>> START TASK INPUTS

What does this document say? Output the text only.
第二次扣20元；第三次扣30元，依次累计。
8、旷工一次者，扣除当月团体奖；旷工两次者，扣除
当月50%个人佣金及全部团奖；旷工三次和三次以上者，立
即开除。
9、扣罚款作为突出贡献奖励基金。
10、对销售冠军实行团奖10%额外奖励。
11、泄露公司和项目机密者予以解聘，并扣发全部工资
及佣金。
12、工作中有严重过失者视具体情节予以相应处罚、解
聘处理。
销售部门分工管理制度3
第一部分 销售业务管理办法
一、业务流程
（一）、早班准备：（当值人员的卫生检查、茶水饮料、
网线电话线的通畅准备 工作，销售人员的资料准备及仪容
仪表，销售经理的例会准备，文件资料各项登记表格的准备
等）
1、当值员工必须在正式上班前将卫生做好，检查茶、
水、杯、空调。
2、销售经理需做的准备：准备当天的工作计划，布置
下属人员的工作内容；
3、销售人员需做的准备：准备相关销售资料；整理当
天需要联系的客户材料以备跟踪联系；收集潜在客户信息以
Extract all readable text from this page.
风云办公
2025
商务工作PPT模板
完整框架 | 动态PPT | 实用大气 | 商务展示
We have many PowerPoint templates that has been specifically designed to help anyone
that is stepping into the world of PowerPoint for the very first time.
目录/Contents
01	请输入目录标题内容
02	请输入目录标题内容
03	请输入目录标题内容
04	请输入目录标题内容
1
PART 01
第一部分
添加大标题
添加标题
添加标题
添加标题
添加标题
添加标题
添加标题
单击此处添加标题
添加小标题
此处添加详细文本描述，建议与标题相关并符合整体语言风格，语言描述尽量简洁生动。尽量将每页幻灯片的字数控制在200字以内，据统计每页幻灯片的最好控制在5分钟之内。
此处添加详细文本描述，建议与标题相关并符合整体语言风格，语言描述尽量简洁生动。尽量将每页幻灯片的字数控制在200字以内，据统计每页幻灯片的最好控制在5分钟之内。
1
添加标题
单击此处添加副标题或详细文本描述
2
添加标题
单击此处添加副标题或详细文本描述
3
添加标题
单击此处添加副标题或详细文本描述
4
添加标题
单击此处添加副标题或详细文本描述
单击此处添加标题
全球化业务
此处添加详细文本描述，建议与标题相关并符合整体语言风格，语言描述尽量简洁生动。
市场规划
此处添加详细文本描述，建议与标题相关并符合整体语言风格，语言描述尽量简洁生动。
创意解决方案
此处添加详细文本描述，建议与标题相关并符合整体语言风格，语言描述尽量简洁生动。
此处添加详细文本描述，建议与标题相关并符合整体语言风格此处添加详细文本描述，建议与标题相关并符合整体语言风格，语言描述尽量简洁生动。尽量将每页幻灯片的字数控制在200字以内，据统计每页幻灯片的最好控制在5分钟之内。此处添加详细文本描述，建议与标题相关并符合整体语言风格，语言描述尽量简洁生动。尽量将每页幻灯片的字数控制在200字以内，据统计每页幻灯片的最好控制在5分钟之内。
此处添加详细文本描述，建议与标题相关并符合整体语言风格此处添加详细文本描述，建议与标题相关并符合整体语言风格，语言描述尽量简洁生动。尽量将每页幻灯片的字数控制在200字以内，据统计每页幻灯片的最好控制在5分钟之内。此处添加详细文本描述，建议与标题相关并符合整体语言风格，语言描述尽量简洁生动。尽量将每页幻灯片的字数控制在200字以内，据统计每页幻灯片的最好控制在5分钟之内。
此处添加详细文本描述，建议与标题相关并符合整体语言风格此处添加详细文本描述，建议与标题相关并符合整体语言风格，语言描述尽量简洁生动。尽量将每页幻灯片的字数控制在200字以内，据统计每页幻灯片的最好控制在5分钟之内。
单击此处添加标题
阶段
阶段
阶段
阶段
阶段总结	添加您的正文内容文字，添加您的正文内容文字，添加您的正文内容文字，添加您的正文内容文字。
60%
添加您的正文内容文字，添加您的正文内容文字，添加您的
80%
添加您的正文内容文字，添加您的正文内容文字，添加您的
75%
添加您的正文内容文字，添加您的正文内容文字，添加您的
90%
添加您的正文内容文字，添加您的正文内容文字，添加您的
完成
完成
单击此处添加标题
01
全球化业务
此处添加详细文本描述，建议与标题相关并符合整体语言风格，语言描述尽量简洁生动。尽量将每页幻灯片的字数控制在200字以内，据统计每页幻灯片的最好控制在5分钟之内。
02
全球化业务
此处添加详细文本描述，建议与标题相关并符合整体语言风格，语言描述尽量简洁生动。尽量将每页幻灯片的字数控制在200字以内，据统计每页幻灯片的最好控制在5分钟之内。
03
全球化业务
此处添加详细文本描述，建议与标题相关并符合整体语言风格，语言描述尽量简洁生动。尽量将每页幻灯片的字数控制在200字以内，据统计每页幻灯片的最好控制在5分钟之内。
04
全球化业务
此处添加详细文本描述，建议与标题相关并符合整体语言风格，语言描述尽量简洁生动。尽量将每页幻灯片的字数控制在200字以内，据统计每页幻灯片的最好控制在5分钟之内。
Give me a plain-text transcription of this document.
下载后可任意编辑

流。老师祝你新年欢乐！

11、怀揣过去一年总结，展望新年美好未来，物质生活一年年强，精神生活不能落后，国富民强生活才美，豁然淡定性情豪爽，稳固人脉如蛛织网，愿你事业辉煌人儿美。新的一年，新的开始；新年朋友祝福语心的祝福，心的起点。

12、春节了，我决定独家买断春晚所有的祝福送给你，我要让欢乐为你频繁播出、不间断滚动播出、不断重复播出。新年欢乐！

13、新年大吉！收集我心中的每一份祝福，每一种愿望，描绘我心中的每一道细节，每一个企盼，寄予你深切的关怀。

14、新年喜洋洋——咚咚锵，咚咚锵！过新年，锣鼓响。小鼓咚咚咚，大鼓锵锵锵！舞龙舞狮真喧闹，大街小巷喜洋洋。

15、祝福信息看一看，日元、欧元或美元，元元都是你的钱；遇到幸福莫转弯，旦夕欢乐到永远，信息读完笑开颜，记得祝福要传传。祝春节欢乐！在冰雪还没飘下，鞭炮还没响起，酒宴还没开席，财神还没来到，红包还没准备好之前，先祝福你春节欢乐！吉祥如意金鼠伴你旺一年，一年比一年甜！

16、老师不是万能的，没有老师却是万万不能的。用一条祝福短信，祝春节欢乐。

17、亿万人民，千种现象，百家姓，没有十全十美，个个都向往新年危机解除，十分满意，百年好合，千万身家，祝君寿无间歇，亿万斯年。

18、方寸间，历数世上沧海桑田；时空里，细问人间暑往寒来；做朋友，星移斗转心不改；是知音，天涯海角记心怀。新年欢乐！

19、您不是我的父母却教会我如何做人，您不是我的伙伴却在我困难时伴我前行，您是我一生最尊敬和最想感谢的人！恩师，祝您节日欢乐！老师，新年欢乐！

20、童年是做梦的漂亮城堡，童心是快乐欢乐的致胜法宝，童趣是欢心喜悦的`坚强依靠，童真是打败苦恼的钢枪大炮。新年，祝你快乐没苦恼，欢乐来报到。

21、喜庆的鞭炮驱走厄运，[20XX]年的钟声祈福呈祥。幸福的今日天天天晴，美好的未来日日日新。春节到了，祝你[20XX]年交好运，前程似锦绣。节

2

>> END TASK INPUTS

Return all the data above once more, precisely as given.

▸ ANSWER TO THE EXERCISE:
What does this document say? Output the text only.
第二次扣20元；第三次扣30元，依次累计。
8、旷工一次者，扣除当月团体奖；旷工两次者，扣除
当月50%个人佣金及全部团奖；旷工三次和三次以上者，立
即开除。
9、扣罚款作为突出贡献奖励基金。
10、对销售冠军实行团奖10%额外奖励。
11、泄露公司和项目机密者予以解聘，并扣发全部工资
及佣金。
12、工作中有严重过失者视具体情节予以相应处罚、解
聘处理。
销售部门分工管理制度3
第一部分 销售业务管理办法
一、业务流程
（一）、早班准备：（当值人员的卫生检查、茶水饮料、
网线电话线的通畅准备 工作，销售人员的资料准备及仪容
仪表，销售经理的例会准备，文件资料各项登记表格的准备
等）
1、当值员工必须在正式上班前将卫生做好，检查茶、
水、杯、空调。
2、销售经理需做的准备：准备当天的工作计划，布置
下属人员的工作内容；
3、销售人员需做的准备：准备相关销售资料；整理当
天需要联系的客户材料以备跟踪联系；收集潜在客户信息以
Extract all readable text from this page.
风云办公
2025
商务工作PPT模板
完整框架 | 动态PPT | 实用大气 | 商务展示
We have many PowerPoint templates that has been specifically designed to help anyone
that is stepping into the world of PowerPoint for the very first time.
目录/Contents
01	请输入目录标题内容
02	请输入目录标题内容
03	请输入目录标题内容
04	请输入目录标题内容
1
PART 01
第一部分
添加大标题
添加标题
添加标题
添加标题
添加标题
添加标题
添加标题
单击此处添加标题
添加小标题
此处添加详细文本描述，建议与标题相关并符合整体语言风格，语言描述尽量简洁生动。尽量将每页幻灯片的字数控制在200字以内，据统计每页幻灯片的最好控制在5分钟之内。
此处添加详细文本描述，建议与标题相关并符合整体语言风格，语言描述尽量简洁生动。尽量将每页幻灯片的字数控制在200字以内，据统计每页幻灯片的最好控制在5分钟之内。
1
添加标题
单击此处添加副标题或详细文本描述
2
添加标题
单击此处添加副标题或详细文本描述
3
添加标题
单击此处添加副标题或详细文本描述
4
添加标题
单击此处添加副标题或详细文本描述
单击此处添加标题
全球化业务
此处添加详细文本描述，建议与标题相关并符合整体语言风格，语言描述尽量简洁生动。
市场规划
此处添加详细文本描述，建议与标题相关并符合整体语言风格，语言描述尽量简洁生动。
创意解决方案
此处添加详细文本描述，建议与标题相关并符合整体语言风格，语言描述尽量简洁生动。
此处添加详细文本描述，建议与标题相关并符合整体语言风格此处添加详细文本描述，建议与标题相关并符合整体语言风格，语言描述尽量简洁生动。尽量将每页幻灯片的字数控制在200字以内，据统计每页幻灯片的最好控制在5分钟之内。此处添加详细文本描述，建议与标题相关并符合整体语言风格，语言描述尽量简洁生动。尽量将每页幻灯片的字数控制在200字以内，据统计每页幻灯片的最好控制在5分钟之内。
此处添加详细文本描述，建议与标题相关并符合整体语言风格此处添加详细文本描述，建议与标题相关并符合整体语言风格，语言描述尽量简洁生动。尽量将每页幻灯片的字数控制在200字以内，据统计每页幻灯片的最好控制在5分钟之内。此处添加详细文本描述，建议与标题相关并符合整体语言风格，语言描述尽量简洁生动。尽量将每页幻灯片的字数控制在200字以内，据统计每页幻灯片的最好控制在5分钟之内。
此处添加详细文本描述，建议与标题相关并符合整体语言风格此处添加详细文本描述，建议与标题相关并符合整体语言风格，语言描述尽量简洁生动。尽量将每页幻灯片的字数控制在200字以内，据统计每页幻灯片的最好控制在5分钟之内。
单击此处添加标题
阶段
阶段
阶段
阶段
阶段总结	添加您的正文内容文字，添加您的正文内容文字，添加您的正文内容文字，添加您的正文内容文字。
60%
添加您的正文内容文字，添加您的正文内容文字，添加您的
80%
添加您的正文内容文字，添加您的正文内容文字，添加您的
75%
添加您的正文内容文字，添加您的正文内容文字，添加您的
90%
添加您的正文内容文字，添加您的正文内容文字，添加您的
完成
完成
单击此处添加标题
01
全球化业务
此处添加详细文本描述，建议与标题相关并符合整体语言风格，语言描述尽量简洁生动。尽量将每页幻灯片的字数控制在200字以内，据统计每页幻灯片的最好控制在5分钟之内。
02
全球化业务
此处添加详细文本描述，建议与标题相关并符合整体语言风格，语言描述尽量简洁生动。尽量将每页幻灯片的字数控制在200字以内，据统计每页幻灯片的最好控制在5分钟之内。
03
全球化业务
此处添加详细文本描述，建议与标题相关并符合整体语言风格，语言描述尽量简洁生动。尽量将每页幻灯片的字数控制在200字以内，据统计每页幻灯片的最好控制在5分钟之内。
04
全球化业务
此处添加详细文本描述，建议与标题相关并符合整体语言风格，语言描述尽量简洁生动。尽量将每页幻灯片的字数控制在200字以内，据统计每页幻灯片的最好控制在5分钟之内。
Give me a plain-text transcription of this document.
下载后可任意编辑

流。老师祝你新年欢乐！

11、怀揣过去一年总结，展望新年美好未来，物质生活一年年强，精神生活不能落后，国富民强生活才美，豁然淡定性情豪爽，稳固人脉如蛛织网，愿你事业辉煌人儿美。新的一年，新的开始；新年朋友祝福语心的祝福，心的起点。

12、春节了，我决定独家买断春晚所有的祝福送给你，我要让欢乐为你频繁播出、不间断滚动播出、不断重复播出。新年欢乐！

13、新年大吉！收集我心中的每一份祝福，每一种愿望，描绘我心中的每一道细节，每一个企盼，寄予你深切的关怀。

14、新年喜洋洋——咚咚锵，咚咚锵！过新年，锣鼓响。小鼓咚咚咚，大鼓锵锵锵！舞龙舞狮真喧闹，大街小巷喜洋洋。

15、祝福信息看一看，日元、欧元或美元，元元都是你的钱；遇到幸福莫转弯，旦夕欢乐到永远，信息读完笑开颜，记得祝福要传传。祝春节欢乐！在冰雪还没飘下，鞭炮还没响起，酒宴还没开席，财神还没来到，红包还没准备好之前，先祝福你春节欢乐！吉祥如意金鼠伴你旺一年，一年比一年甜！

16、老师不是万能的，没有老师却是万万不能的。用一条祝福短信，祝春节欢乐。

17、亿万人民，千种现象，百家姓，没有十全十美，个个都向往新年危机解除，十分满意，百年好合，千万身家，祝君寿无间歇，亿万斯年。

18、方寸间，历数世上沧海桑田；时空里，细问人间暑往寒来；做朋友，星移斗转心不改；是知音，天涯海角记心怀。新年欢乐！

19、您不是我的父母却教会我如何做人，您不是我的伙伴却在我困难时伴我前行，您是我一生最尊敬和最想感谢的人！恩师，祝您节日欢乐！老师，新年欢乐！

20、童年是做梦的漂亮城堡，童心是快乐欢乐的致胜法宝，童趣是欢心喜悦的`坚强依靠，童真是打败苦恼的钢枪大炮。新年，祝你快乐没苦恼，欢乐来报到。

21、喜庆的鞭炮驱走厄运，[20XX]年的钟声祈福呈祥。幸福的今日天天天晴，美好的未来日日日新。春节到了，祝你[20XX]年交好运，前程似锦绣。节

2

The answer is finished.